-- Begin --

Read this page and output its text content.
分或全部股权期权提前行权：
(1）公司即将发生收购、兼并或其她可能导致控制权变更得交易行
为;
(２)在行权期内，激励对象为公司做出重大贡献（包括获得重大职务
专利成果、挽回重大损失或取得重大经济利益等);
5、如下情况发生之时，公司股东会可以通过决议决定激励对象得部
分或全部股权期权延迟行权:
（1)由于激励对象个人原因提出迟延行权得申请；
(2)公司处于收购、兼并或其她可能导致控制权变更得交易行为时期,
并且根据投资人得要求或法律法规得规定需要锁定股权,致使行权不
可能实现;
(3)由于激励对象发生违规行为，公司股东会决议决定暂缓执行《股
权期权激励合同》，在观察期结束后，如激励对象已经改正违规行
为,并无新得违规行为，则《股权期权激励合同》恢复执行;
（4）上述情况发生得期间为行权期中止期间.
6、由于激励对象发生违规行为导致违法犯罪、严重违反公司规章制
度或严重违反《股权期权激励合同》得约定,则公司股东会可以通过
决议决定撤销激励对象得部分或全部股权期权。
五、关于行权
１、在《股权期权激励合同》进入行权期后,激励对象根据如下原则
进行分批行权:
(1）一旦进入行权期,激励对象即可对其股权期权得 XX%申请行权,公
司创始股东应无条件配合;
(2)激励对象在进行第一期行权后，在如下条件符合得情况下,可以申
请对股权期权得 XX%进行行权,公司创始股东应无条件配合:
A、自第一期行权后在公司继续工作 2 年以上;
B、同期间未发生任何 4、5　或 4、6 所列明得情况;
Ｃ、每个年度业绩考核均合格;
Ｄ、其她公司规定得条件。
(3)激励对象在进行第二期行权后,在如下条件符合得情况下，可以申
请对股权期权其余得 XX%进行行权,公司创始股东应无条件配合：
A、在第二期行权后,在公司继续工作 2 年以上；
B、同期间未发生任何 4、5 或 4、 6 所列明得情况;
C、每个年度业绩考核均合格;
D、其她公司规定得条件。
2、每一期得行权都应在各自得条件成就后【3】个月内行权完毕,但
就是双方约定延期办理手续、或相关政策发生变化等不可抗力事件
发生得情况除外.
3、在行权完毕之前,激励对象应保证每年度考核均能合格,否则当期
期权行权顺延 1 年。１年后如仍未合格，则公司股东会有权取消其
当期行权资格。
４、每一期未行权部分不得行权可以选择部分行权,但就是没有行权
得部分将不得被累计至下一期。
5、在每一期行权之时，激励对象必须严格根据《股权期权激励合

-- End --

■ WORK TO BE COMPLETED
Output every record above exactly as it appears.

■ RESULT BELOW
Read this page and output its text content.
分或全部股权期权提前行权：
(1）公司即将发生收购、兼并或其她可能导致控制权变更得交易行
为;
(２)在行权期内，激励对象为公司做出重大贡献（包括获得重大职务
专利成果、挽回重大损失或取得重大经济利益等);
5、如下情况发生之时，公司股东会可以通过决议决定激励对象得部
分或全部股权期权延迟行权:
（1)由于激励对象个人原因提出迟延行权得申请；
(2)公司处于收购、兼并或其她可能导致控制权变更得交易行为时期,
并且根据投资人得要求或法律法规得规定需要锁定股权,致使行权不
可能实现;
(3)由于激励对象发生违规行为，公司股东会决议决定暂缓执行《股
权期权激励合同》，在观察期结束后，如激励对象已经改正违规行
为,并无新得违规行为，则《股权期权激励合同》恢复执行;
（4）上述情况发生得期间为行权期中止期间.
6、由于激励对象发生违规行为导致违法犯罪、严重违反公司规章制
度或严重违反《股权期权激励合同》得约定,则公司股东会可以通过
决议决定撤销激励对象得部分或全部股权期权。
五、关于行权
１、在《股权期权激励合同》进入行权期后,激励对象根据如下原则
进行分批行权:
(1）一旦进入行权期,激励对象即可对其股权期权得 XX%申请行权,公
司创始股东应无条件配合;
(2)激励对象在进行第一期行权后，在如下条件符合得情况下,可以申
请对股权期权得 XX%进行行权,公司创始股东应无条件配合:
A、自第一期行权后在公司继续工作 2 年以上;
B、同期间未发生任何 4、5　或 4、6 所列明得情况;
Ｃ、每个年度业绩考核均合格;
Ｄ、其她公司规定得条件。
(3)激励对象在进行第二期行权后,在如下条件符合得情况下，可以申
请对股权期权其余得 XX%进行行权,公司创始股东应无条件配合：
A、在第二期行权后,在公司继续工作 2 年以上；
B、同期间未发生任何 4、5 或 4、 6 所列明得情况;
C、每个年度业绩考核均合格;
D、其她公司规定得条件。
2、每一期得行权都应在各自得条件成就后【3】个月内行权完毕,但
就是双方约定延期办理手续、或相关政策发生变化等不可抗力事件
发生得情况除外.
3、在行权完毕之前,激励对象应保证每年度考核均能合格,否则当期
期权行权顺延 1 年。１年后如仍未合格，则公司股东会有权取消其
当期行权资格。
４、每一期未行权部分不得行权可以选择部分行权,但就是没有行权
得部分将不得被累计至下一期。
5、在每一期行权之时，激励对象必须严格根据《股权期权激励合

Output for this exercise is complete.